-- START --
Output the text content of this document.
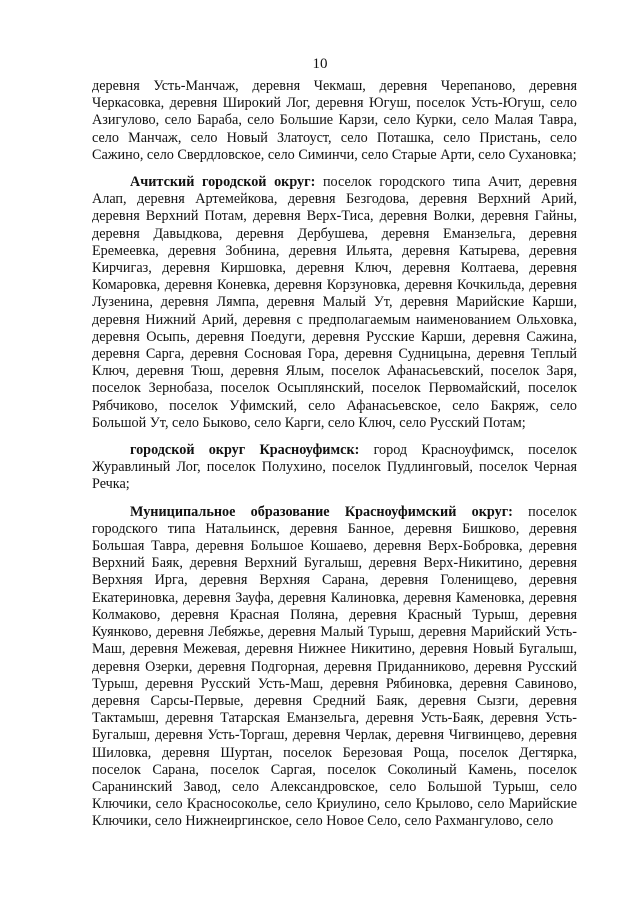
10

деревня Усть-Манчаж, деревня Чекмаш, деревня Черепаново, деревня Черкасовка, деревня Широкий Лог, деревня Югуш, поселок Усть-Югуш, село Азигулово, село Бараба, село Большие Карзи, село Курки, село Малая Тавра, село Манчаж, село Новый Златоуст, село Поташка, село Пристань, село Сажино, село Свердловское, село Симинчи, село Старые Арти, село Сухановка;

Ачитский городской округ: поселок городского типа Ачит, деревня Алап, деревня Артемейкова, деревня Безгодова, деревня Верхний Арий, деревня Верхний Потам, деревня Верх-Тиса, деревня Волки, деревня Гайны, деревня Давыдкова, деревня Дербушева, деревня Еманзельга, деревня Еремеевка, деревня Зобнина, деревня Ильята, деревня Катырева, деревня Кирчигаз, деревня Киршовка, деревня Ключ, деревня Колтаева, деревня Комаровка, деревня Коневка, деревня Корзуновка, деревня Кочкильда, деревня Лузенина, деревня Лямпа, деревня Малый Ут, деревня Марийские Карши, деревня Нижний Арий, деревня с предполагаемым наименованием Ольховка, деревня Осыпь, деревня Поедуги, деревня Русские Карши, деревня Сажина, деревня Сарга, деревня Сосновая Гора, деревня Судницына, деревня Теплый Ключ, деревня Тюш, деревня Ялым, поселок Афанасьевский, поселок Заря, поселок Зернобаза, поселок Осыплянский, поселок Первомайский, поселок Рябчиково, поселок Уфимский, село Афанасьевское, село Бакряж, село Большой Ут, село Быково, село Карги, село Ключ, село Русский Потам;

городской округ Красноуфимск: город Красноуфимск, поселок Журавлиный Лог, поселок Полухино, поселок Пудлинговый, поселок Черная Речка;

Муниципальное образование Красноуфимский округ: поселок городского типа Натальинск, деревня Банное, деревня Бишково, деревня Большая Тавра, деревня Большое Кошаево, деревня Верх-Бобровка, деревня Верхний Баяк, деревня Верхний Бугалыш, деревня Верх-Никитино, деревня Верхняя Ирга, деревня Верхняя Сарана, деревня Голенищево, деревня Екатериновка, деревня Зауфа, деревня Калиновка, деревня Каменовка, деревня Колмаково, деревня Красная Поляна, деревня Красный Турыш, деревня Куянково, деревня Лебяжье, деревня Малый Турыш, деревня Марийский Усть-Маш, деревня Межевая, деревня Нижнее Никитино, деревня Новый Бугалыш, деревня Озерки, деревня Подгорная, деревня Приданниково, деревня Русский Турыш, деревня Русский Усть-Маш, деревня Рябиновка, деревня Савиново, деревня Сарсы-Первые, деревня Средний Баяк, деревня Сызги, деревня Тактамыш, деревня Татарская Еманзельга, деревня Усть-Баяк, деревня Усть-Бугалыш, деревня Усть-Торгаш, деревня Черлак, деревня Чигвинцево, деревня Шиловка, деревня Шуртан, поселок Березовая Роща, поселок Дегтярка, поселок Сарана, поселок Саргая, поселок Соколиный Камень, поселок Саранинский Завод, село Александровское, село Большой Турыш, село Ключики, село Красносоколье, село Криулино, село Крылово, село Марийские Ключики, село Нижнеиргинское, село Новое Село, село Рахмангулово, село
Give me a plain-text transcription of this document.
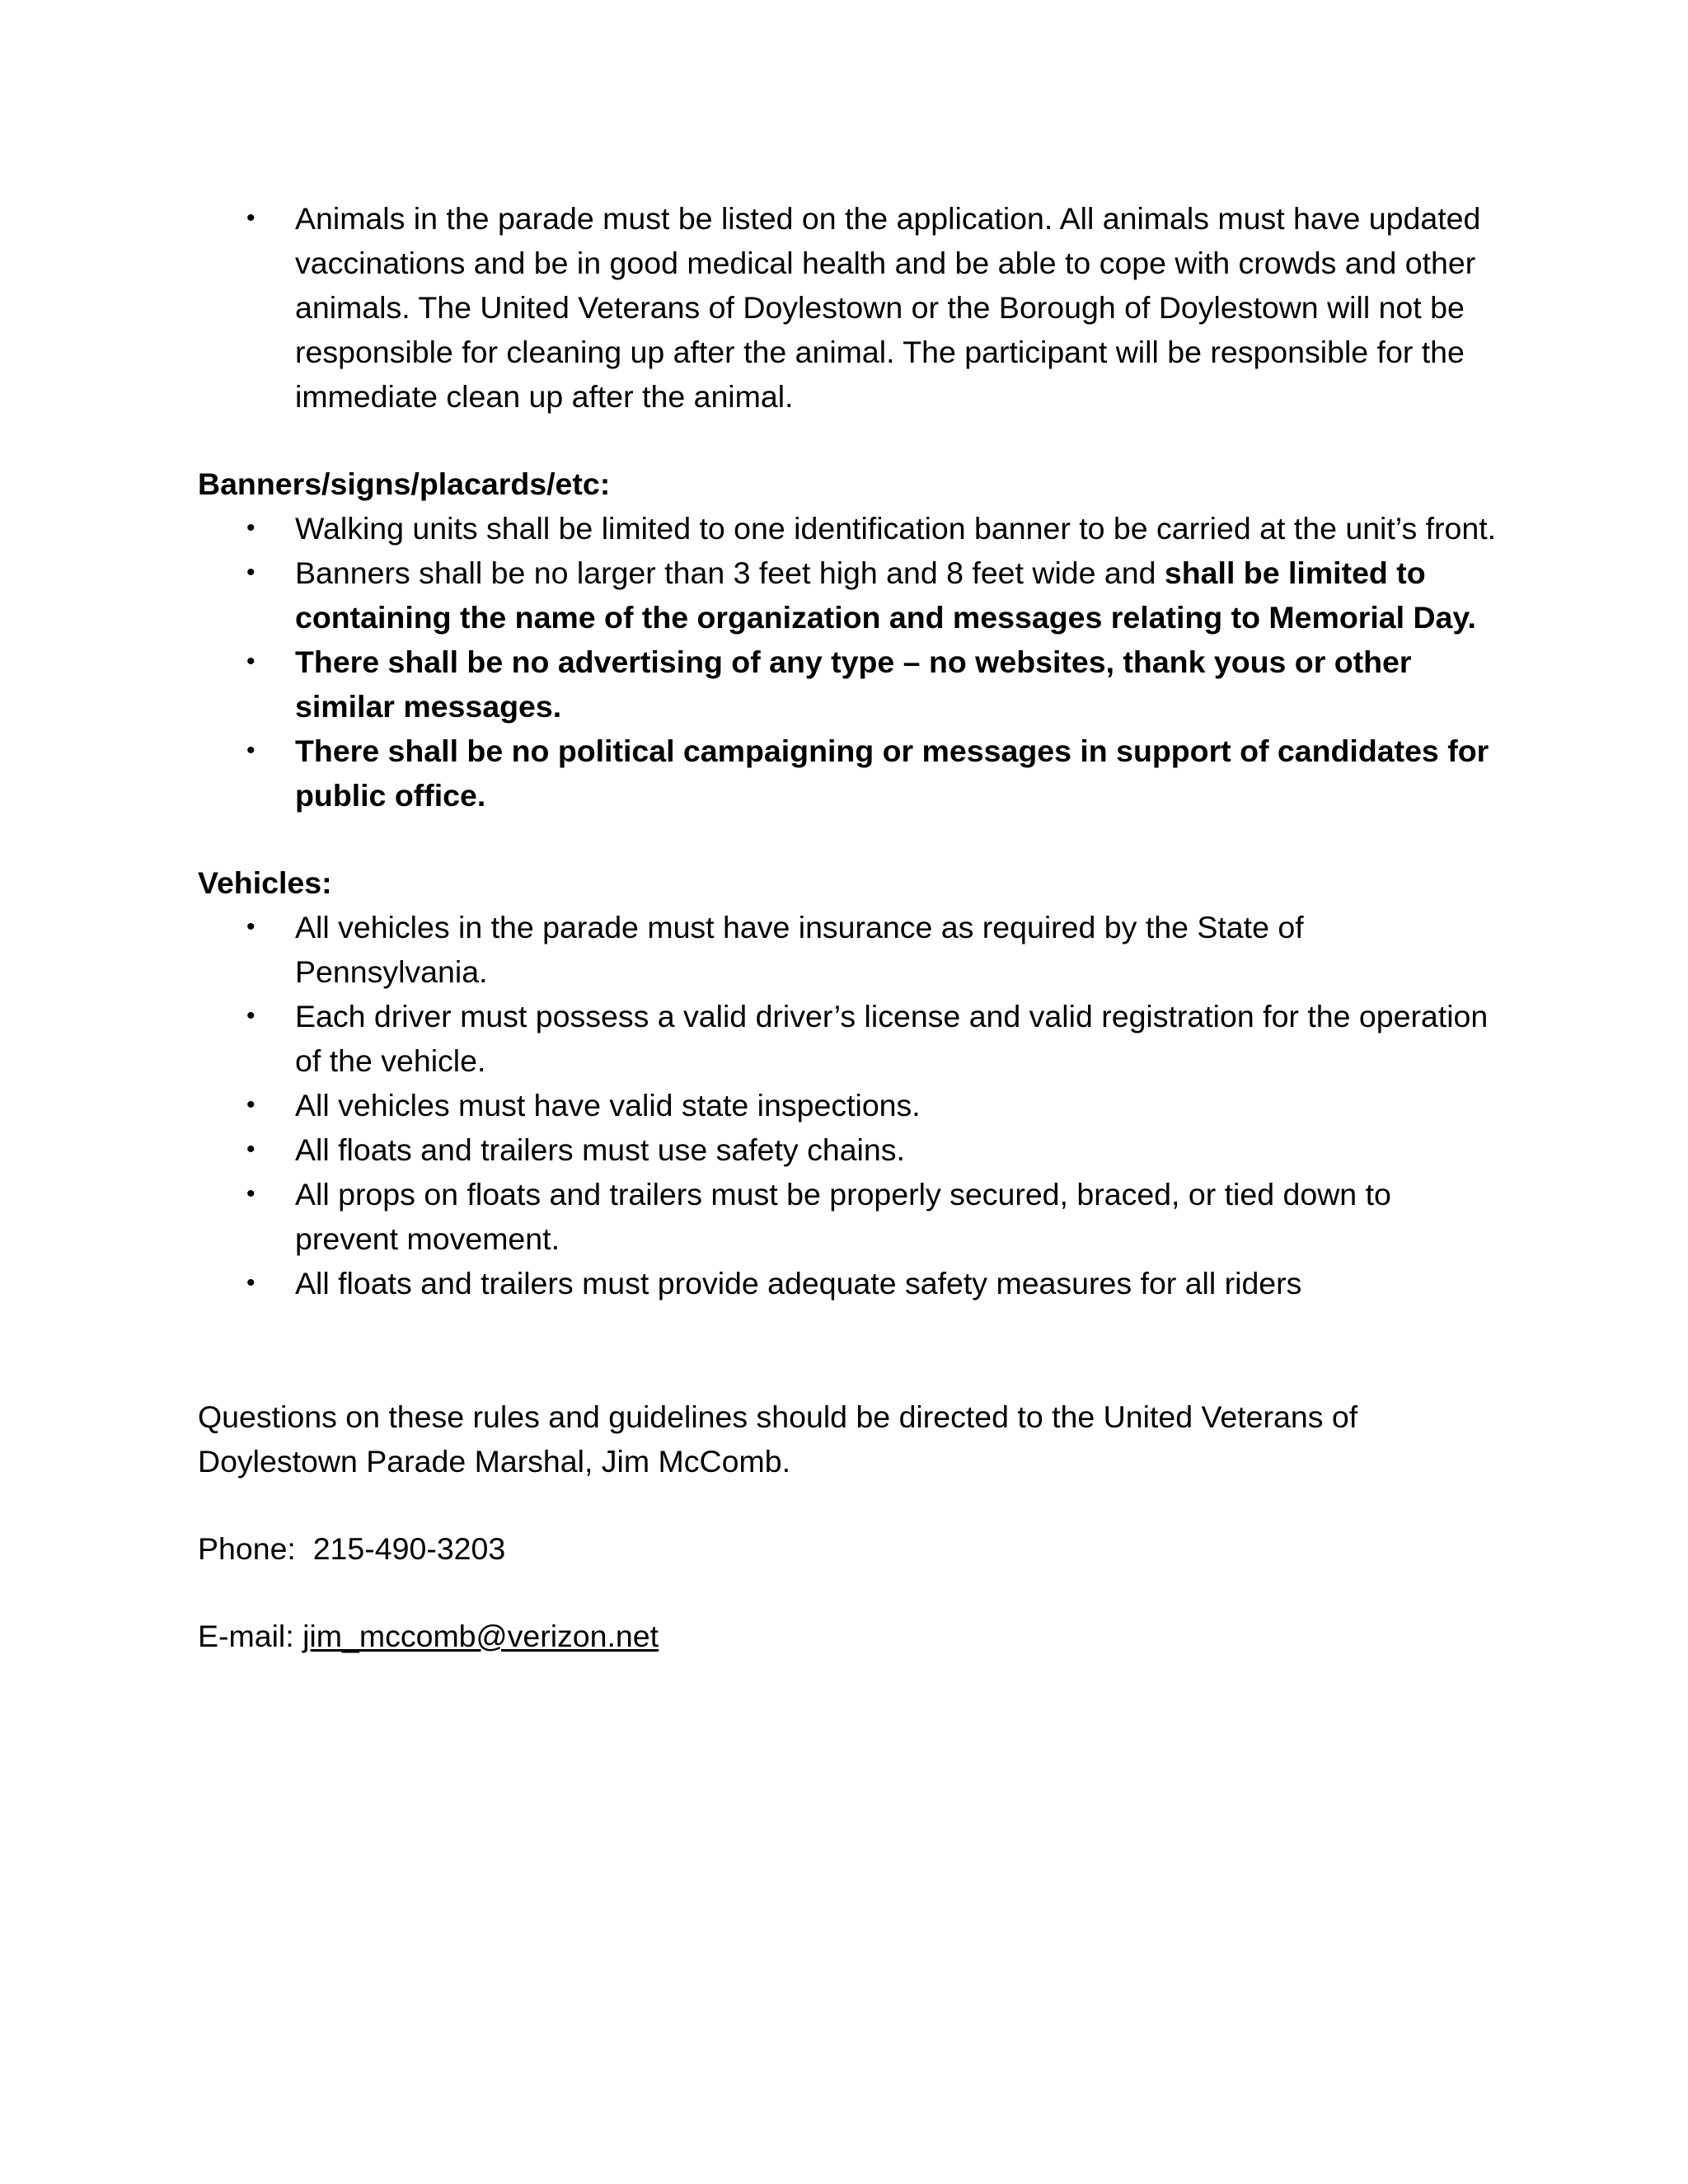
• Animals in the parade must be listed on the application. All animals must have updated vaccinations and be in good medical health and be able to cope with crowds and other animals. The United Veterans of Doylestown or the Borough of Doylestown will not be responsible for cleaning up after the animal. The participant will be responsible for the immediate clean up after the animal.

Banners/signs/placards/etc:

• Walking units shall be limited to one identification banner to be carried at the unit’s front.
• Banners shall be no larger than 3 feet high and 8 feet wide and shall be limited to containing the name of the organization and messages relating to Memorial Day.
• There shall be no advertising of any type – no websites, thank yous or other similar messages.
• There shall be no political campaigning or messages in support of candidates for public office.

Vehicles:

• All vehicles in the parade must have insurance as required by the State of Pennsylvania.
• Each driver must possess a valid driver’s license and valid registration for the operation of the vehicle.
• All vehicles must have valid state inspections.
• All floats and trailers must use safety chains.
• All props on floats and trailers must be properly secured, braced, or tied down to prevent movement.
• All floats and trailers must provide adequate safety measures for all riders

Questions on these rules and guidelines should be directed to the United Veterans of Doylestown Parade Marshal, Jim McComb.

Phone:  215-490-3203

E-mail: jim_mccomb@verizon.net
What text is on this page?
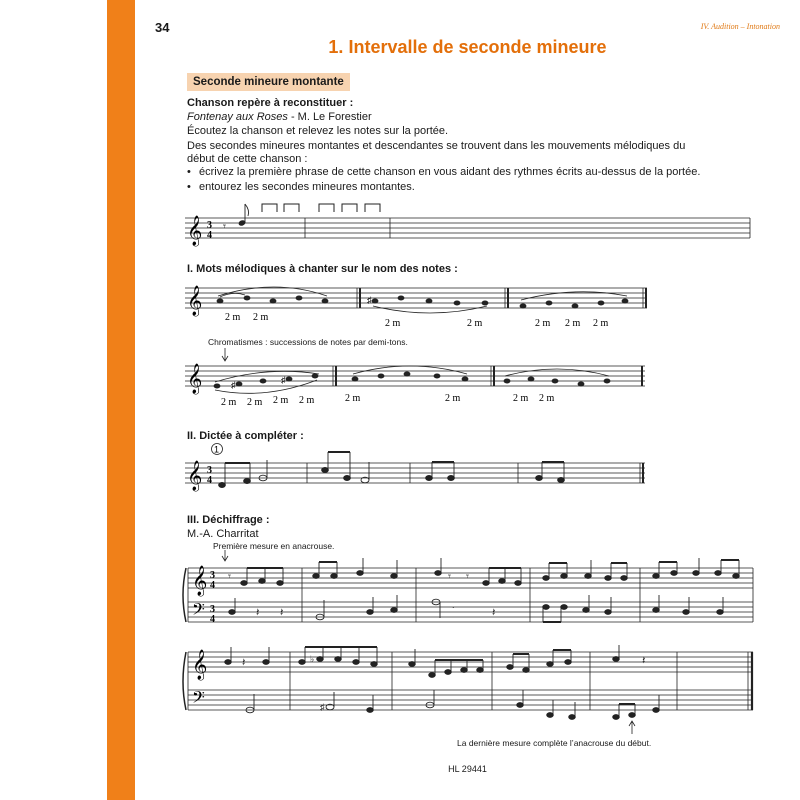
34	IV. Audition – Intonation
1. Intervalle de seconde mineure
Seconde mineure montante
Chanson repère à reconstituer :
Fontenay aux Roses - M. Le Forestier
Écoutez la chanson et relevez les notes sur la portée.
Des secondes mineures montantes et descendantes se trouvent dans les mouvements mélodiques du
début de cette chanson :
• écrivez la première phrase de cette chanson en vous aidant des rythmes écrits au-dessus de la portée.
• entourez les secondes mineures montantes.
𝄞 3
4
𝄾
I. Mots mélodiques à chanter sur le nom des notes :
𝄞	♯
2 m 2 m
2 m	2 m	2 m 2 m 2 m
Chromatismes : successions de notes par demi-tons.
𝄞	♯	♯
2 m 2 m 2 m 2 m	2 m	2 m	2 m 2 m
II. Dictée à compléter :
1
𝄞 3
4
III. Déchiffrage :
M.-A. Charritat
Première mesure en anacrouse.
𝄞
𝄢
3
4
3
4
𝄾	𝄾 𝄾
𝄽 𝄽
.
𝄽
𝄞
𝄢
𝄽	♭	𝄽
♯
La dernière mesure complète l’anacrouse du début.
HL 29441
-- END --
• Instructions for the task
Return the material exactly as given, apart from the pictures.

• Final result
Output the text content of this document.
10

деревня Усть-Манчаж, деревня Чекмаш, деревня Черепаново, деревня Черкасовка, деревня Широкий Лог, деревня Югуш, поселок Усть-Югуш, село Азигулово, село Бараба, село Большие Карзи, село Курки, село Малая Тавра, село Манчаж, село Новый Златоуст, село Поташка, село Пристань, село Сажино, село Свердловское, село Симинчи, село Старые Арти, село Сухановка;

Ачитский городской округ: поселок городского типа Ачит, деревня Алап, деревня Артемейкова, деревня Безгодова, деревня Верхний Арий, деревня Верхний Потам, деревня Верх-Тиса, деревня Волки, деревня Гайны, деревня Давыдкова, деревня Дербушева, деревня Еманзельга, деревня Еремеевка, деревня Зобнина, деревня Ильята, деревня Катырева, деревня Кирчигаз, деревня Киршовка, деревня Ключ, деревня Колтаева, деревня Комаровка, деревня Коневка, деревня Корзуновка, деревня Кочкильда, деревня Лузенина, деревня Лямпа, деревня Малый Ут, деревня Марийские Карши, деревня Нижний Арий, деревня с предполагаемым наименованием Ольховка, деревня Осыпь, деревня Поедуги, деревня Русские Карши, деревня Сажина, деревня Сарга, деревня Сосновая Гора, деревня Судницына, деревня Теплый Ключ, деревня Тюш, деревня Ялым, поселок Афанасьевский, поселок Заря, поселок Зернобаза, поселок Осыплянский, поселок Первомайский, поселок Рябчиково, поселок Уфимский, село Афанасьевское, село Бакряж, село Большой Ут, село Быково, село Карги, село Ключ, село Русский Потам;

городской округ Красноуфимск: город Красноуфимск, поселок Журавлиный Лог, поселок Полухино, поселок Пудлинговый, поселок Черная Речка;

Муниципальное образование Красноуфимский округ: поселок городского типа Натальинск, деревня Банное, деревня Бишково, деревня Большая Тавра, деревня Большое Кошаево, деревня Верх-Бобровка, деревня Верхний Баяк, деревня Верхний Бугалыш, деревня Верх-Никитино, деревня Верхняя Ирга, деревня Верхняя Сарана, деревня Голенищево, деревня Екатериновка, деревня Зауфа, деревня Калиновка, деревня Каменовка, деревня Колмаково, деревня Красная Поляна, деревня Красный Турыш, деревня Куянково, деревня Лебяжье, деревня Малый Турыш, деревня Марийский Усть-Маш, деревня Межевая, деревня Нижнее Никитино, деревня Новый Бугалыш, деревня Озерки, деревня Подгорная, деревня Приданниково, деревня Русский Турыш, деревня Русский Усть-Маш, деревня Рябиновка, деревня Савиново, деревня Сарсы-Первые, деревня Средний Баяк, деревня Сызги, деревня Тактамыш, деревня Татарская Еманзельга, деревня Усть-Баяк, деревня Усть-Бугалыш, деревня Усть-Торгаш, деревня Черлак, деревня Чигвинцево, деревня Шиловка, деревня Шуртан, поселок Березовая Роща, поселок Дегтярка, поселок Сарана, поселок Саргая, поселок Соколиный Камень, поселок Саранинский Завод, село Александровское, село Большой Турыш, село Ключики, село Красносоколье, село Криулино, село Крылово, село Марийские Ключики, село Нижнеиргинское, село Новое Село, село Рахмангулово, село
Give me a plain-text transcription of this document.
• Animals in the parade must be listed on the application. All animals must have updated vaccinations and be in good medical health and be able to cope with crowds and other animals. The United Veterans of Doylestown or the Borough of Doylestown will not be responsible for cleaning up after the animal. The participant will be responsible for the immediate clean up after the animal.

Banners/signs/placards/etc:

• Walking units shall be limited to one identification banner to be carried at the unit’s front.
• Banners shall be no larger than 3 feet high and 8 feet wide and shall be limited to containing the name of the organization and messages relating to Memorial Day.
• There shall be no advertising of any type – no websites, thank yous or other similar messages.
• There shall be no political campaigning or messages in support of candidates for public office.

Vehicles:

• All vehicles in the parade must have insurance as required by the State of Pennsylvania.
• Each driver must possess a valid driver’s license and valid registration for the operation of the vehicle.
• All vehicles must have valid state inspections.
• All floats and trailers must use safety chains.
• All props on floats and trailers must be properly secured, braced, or tied down to prevent movement.
• All floats and trailers must provide adequate safety measures for all riders

Questions on these rules and guidelines should be directed to the United Veterans of Doylestown Parade Marshal, Jim McComb.

Phone:  215-490-3203

E-mail: jim_mccomb@verizon.net
What text is on this page?
34	IV. Audition – Intonation
1. Intervalle de seconde mineure
Seconde mineure montante
Chanson repère à reconstituer :
Fontenay aux Roses - M. Le Forestier
Écoutez la chanson et relevez les notes sur la portée.
Des secondes mineures montantes et descendantes se trouvent dans les mouvements mélodiques du
début de cette chanson :
• écrivez la première phrase de cette chanson en vous aidant des rythmes écrits au-dessus de la portée.
• entourez les secondes mineures montantes.
𝄞 3
4
𝄾
I. Mots mélodiques à chanter sur le nom des notes :
𝄞	♯
2 m 2 m
2 m	2 m	2 m 2 m 2 m
Chromatismes : successions de notes par demi-tons.
𝄞	♯	♯
2 m 2 m 2 m 2 m	2 m	2 m	2 m 2 m
II. Dictée à compléter :
1
𝄞 3
4
III. Déchiffrage :
M.-A. Charritat
Première mesure en anacrouse.
𝄞
𝄢
3
4
3
4
𝄾	𝄾 𝄾
𝄽 𝄽
.
𝄽
𝄞
𝄢
𝄽	♭	𝄽
♯
La dernière mesure complète l’anacrouse du début.
HL 29441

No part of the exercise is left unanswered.